◆ BRIEF
Would you transcribe the data word for word?

-- Opening Marker --

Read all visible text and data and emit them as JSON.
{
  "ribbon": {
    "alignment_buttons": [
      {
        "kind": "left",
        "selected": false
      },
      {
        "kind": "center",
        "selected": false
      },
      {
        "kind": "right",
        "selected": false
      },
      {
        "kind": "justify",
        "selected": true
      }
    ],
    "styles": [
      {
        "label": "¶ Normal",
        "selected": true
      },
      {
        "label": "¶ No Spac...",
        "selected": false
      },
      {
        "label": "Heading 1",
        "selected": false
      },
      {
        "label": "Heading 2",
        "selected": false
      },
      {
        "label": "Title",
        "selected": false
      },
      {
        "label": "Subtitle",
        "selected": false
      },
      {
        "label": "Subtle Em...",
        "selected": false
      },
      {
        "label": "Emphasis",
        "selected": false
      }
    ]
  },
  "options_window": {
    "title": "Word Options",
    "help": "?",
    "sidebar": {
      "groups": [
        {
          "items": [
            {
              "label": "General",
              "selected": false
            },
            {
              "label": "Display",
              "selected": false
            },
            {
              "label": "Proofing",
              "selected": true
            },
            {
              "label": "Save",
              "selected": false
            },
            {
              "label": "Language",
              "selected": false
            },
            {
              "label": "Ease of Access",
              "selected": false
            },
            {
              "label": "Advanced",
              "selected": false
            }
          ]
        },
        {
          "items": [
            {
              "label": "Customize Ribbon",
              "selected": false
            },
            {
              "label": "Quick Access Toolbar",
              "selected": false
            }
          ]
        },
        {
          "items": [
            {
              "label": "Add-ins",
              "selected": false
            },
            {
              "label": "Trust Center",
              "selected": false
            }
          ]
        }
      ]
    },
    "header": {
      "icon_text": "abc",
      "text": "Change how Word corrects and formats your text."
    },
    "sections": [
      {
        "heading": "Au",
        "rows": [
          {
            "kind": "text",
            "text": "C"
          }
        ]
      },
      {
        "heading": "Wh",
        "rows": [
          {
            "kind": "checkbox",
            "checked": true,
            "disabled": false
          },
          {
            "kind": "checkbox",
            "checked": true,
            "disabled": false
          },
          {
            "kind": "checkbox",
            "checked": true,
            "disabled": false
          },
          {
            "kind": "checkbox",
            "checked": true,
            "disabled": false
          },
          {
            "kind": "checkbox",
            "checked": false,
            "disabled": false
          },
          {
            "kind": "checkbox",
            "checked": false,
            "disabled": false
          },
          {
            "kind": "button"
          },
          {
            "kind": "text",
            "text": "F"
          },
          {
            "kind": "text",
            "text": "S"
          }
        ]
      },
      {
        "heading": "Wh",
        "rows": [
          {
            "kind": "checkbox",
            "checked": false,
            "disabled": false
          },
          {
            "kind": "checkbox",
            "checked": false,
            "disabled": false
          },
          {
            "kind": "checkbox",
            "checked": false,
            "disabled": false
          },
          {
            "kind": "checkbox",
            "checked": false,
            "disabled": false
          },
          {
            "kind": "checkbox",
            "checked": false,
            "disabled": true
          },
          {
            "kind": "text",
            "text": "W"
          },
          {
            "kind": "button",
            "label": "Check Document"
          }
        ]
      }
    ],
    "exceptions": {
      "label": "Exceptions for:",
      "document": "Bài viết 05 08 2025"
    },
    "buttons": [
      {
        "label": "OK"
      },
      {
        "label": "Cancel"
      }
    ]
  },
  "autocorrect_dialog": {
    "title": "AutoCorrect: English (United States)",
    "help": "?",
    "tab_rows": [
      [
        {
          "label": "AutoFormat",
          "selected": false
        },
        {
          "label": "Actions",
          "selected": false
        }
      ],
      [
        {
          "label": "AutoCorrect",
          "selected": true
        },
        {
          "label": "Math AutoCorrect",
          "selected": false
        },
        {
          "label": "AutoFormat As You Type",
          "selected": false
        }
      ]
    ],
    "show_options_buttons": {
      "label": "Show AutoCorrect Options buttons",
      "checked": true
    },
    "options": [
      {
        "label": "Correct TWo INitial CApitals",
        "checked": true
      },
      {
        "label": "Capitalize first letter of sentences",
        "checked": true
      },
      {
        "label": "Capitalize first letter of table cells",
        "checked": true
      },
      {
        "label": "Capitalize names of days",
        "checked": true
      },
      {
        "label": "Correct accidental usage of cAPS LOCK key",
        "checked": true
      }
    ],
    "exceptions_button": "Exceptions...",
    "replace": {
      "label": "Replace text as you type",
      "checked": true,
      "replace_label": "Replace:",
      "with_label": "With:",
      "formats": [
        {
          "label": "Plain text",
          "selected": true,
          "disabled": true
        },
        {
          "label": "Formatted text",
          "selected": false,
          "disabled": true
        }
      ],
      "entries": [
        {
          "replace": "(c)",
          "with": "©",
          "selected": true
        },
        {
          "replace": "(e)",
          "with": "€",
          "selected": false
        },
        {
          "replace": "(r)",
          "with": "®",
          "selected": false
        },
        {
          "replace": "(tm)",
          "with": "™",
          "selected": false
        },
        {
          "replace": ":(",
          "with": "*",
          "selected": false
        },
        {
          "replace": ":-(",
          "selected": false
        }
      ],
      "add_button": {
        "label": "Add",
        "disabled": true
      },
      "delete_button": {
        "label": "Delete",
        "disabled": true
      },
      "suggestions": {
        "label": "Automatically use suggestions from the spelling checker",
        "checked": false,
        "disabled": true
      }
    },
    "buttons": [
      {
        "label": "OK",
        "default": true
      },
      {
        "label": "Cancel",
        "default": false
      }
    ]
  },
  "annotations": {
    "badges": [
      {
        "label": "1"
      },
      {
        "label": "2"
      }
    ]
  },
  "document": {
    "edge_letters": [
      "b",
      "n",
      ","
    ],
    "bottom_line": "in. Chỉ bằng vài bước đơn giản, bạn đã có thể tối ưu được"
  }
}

-- Closing Marker --

◆ ANSWER TO THIS PROBLEM
Read all visible text and data and emit them as JSON.
{
  "ribbon": {
    "alignment_buttons": [
      {
        "kind": "left",
        "selected": false
      },
      {
        "kind": "center",
        "selected": false
      },
      {
        "kind": "right",
        "selected": false
      },
      {
        "kind": "justify",
        "selected": true
      }
    ],
    "styles": [
      {
        "label": "¶ Normal",
        "selected": true
      },
      {
        "label": "¶ No Spac...",
        "selected": false
      },
      {
        "label": "Heading 1",
        "selected": false
      },
      {
        "label": "Heading 2",
        "selected": false
      },
      {
        "label": "Title",
        "selected": false
      },
      {
        "label": "Subtitle",
        "selected": false
      },
      {
        "label": "Subtle Em...",
        "selected": false
      },
      {
        "label": "Emphasis",
        "selected": false
      }
    ]
  },
  "options_window": {
    "title": "Word Options",
    "help": "?",
    "sidebar": {
      "groups": [
        {
          "items": [
            {
              "label": "General",
              "selected": false
            },
            {
              "label": "Display",
              "selected": false
            },
            {
              "label": "Proofing",
              "selected": true
            },
            {
              "label": "Save",
              "selected": false
            },
            {
              "label": "Language",
              "selected": false
            },
            {
              "label": "Ease of Access",
              "selected": false
            },
            {
              "label": "Advanced",
              "selected": false
            }
          ]
        },
        {
          "items": [
            {
              "label": "Customize Ribbon",
              "selected": false
            },
            {
              "label": "Quick Access Toolbar",
              "selected": false
            }
          ]
        },
        {
          "items": [
            {
              "label": "Add-ins",
              "selected": false
            },
            {
              "label": "Trust Center",
              "selected": false
            }
          ]
        }
      ]
    },
    "header": {
      "icon_text": "abc",
      "text": "Change how Word corrects and formats your text."
    },
    "sections": [
      {
        "heading": "Au",
        "rows": [
          {
            "kind": "text",
            "text": "C"
          }
        ]
      },
      {
        "heading": "Wh",
        "rows": [
          {
            "kind": "checkbox",
            "checked": true,
            "disabled": false
          },
          {
            "kind": "checkbox",
            "checked": true,
            "disabled": false
          },
          {
            "kind": "checkbox",
            "checked": true,
            "disabled": false
          },
          {
            "kind": "checkbox",
            "checked": true,
            "disabled": false
          },
          {
            "kind": "checkbox",
            "checked": false,
            "disabled": false
          },
          {
            "kind": "checkbox",
            "checked": false,
            "disabled": false
          },
          {
            "kind": "button"
          },
          {
            "kind": "text",
            "text": "F"
          },
          {
            "kind": "text",
            "text": "S"
          }
        ]
      },
      {
        "heading": "Wh",
        "rows": [
          {
            "kind": "checkbox",
            "checked": false,
            "disabled": false
          },
          {
            "kind": "checkbox",
            "checked": false,
            "disabled": false
          },
          {
            "kind": "checkbox",
            "checked": false,
            "disabled": false
          },
          {
            "kind": "checkbox",
            "checked": false,
            "disabled": false
          },
          {
            "kind": "checkbox",
            "checked": false,
            "disabled": true
          },
          {
            "kind": "text",
            "text": "W"
          },
          {
            "kind": "button",
            "label": "Check Document"
          }
        ]
      }
    ],
    "exceptions": {
      "label": "Exceptions for:",
      "document": "Bài viết 05 08 2025"
    },
    "buttons": [
      {
        "label": "OK"
      },
      {
        "label": "Cancel"
      }
    ]
  },
  "autocorrect_dialog": {
    "title": "AutoCorrect: English (United States)",
    "help": "?",
    "tab_rows": [
      [
        {
          "label": "AutoFormat",
          "selected": false
        },
        {
          "label": "Actions",
          "selected": false
        }
      ],
      [
        {
          "label": "AutoCorrect",
          "selected": true
        },
        {
          "label": "Math AutoCorrect",
          "selected": false
        },
        {
          "label": "AutoFormat As You Type",
          "selected": false
        }
      ]
    ],
    "show_options_buttons": {
      "label": "Show AutoCorrect Options buttons",
      "checked": true
    },
    "options": [
      {
        "label": "Correct TWo INitial CApitals",
        "checked": true
      },
      {
        "label": "Capitalize first letter of sentences",
        "checked": true
      },
      {
        "label": "Capitalize first letter of table cells",
        "checked": true
      },
      {
        "label": "Capitalize names of days",
        "checked": true
      },
      {
        "label": "Correct accidental usage of cAPS LOCK key",
        "checked": true
      }
    ],
    "exceptions_button": "Exceptions...",
    "replace": {
      "label": "Replace text as you type",
      "checked": true,
      "replace_label": "Replace:",
      "with_label": "With:",
      "formats": [
        {
          "label": "Plain text",
          "selected": true,
          "disabled": true
        },
        {
          "label": "Formatted text",
          "selected": false,
          "disabled": true
        }
      ],
      "entries": [
        {
          "replace": "(c)",
          "with": "©",
          "selected": true
        },
        {
          "replace": "(e)",
          "with": "€",
          "selected": false
        },
        {
          "replace": "(r)",
          "with": "®",
          "selected": false
        },
        {
          "replace": "(tm)",
          "with": "™",
          "selected": false
        },
        {
          "replace": ":(",
          "with": "*",
          "selected": false
        },
        {
          "replace": ":-(",
          "selected": false
        }
      ],
      "add_button": {
        "label": "Add",
        "disabled": true
      },
      "delete_button": {
        "label": "Delete",
        "disabled": true
      },
      "suggestions": {
        "label": "Automatically use suggestions from the spelling checker",
        "checked": false,
        "disabled": true
      }
    },
    "buttons": [
      {
        "label": "OK",
        "default": true
      },
      {
        "label": "Cancel",
        "default": false
      }
    ]
  },
  "annotations": {
    "badges": [
      {
        "label": "1"
      },
      {
        "label": "2"
      }
    ]
  },
  "document": {
    "edge_letters": [
      "b",
      "n",
      ","
    ],
    "bottom_line": "in. Chỉ bằng vài bước đơn giản, bạn đã có thể tối ưu được"
  }
}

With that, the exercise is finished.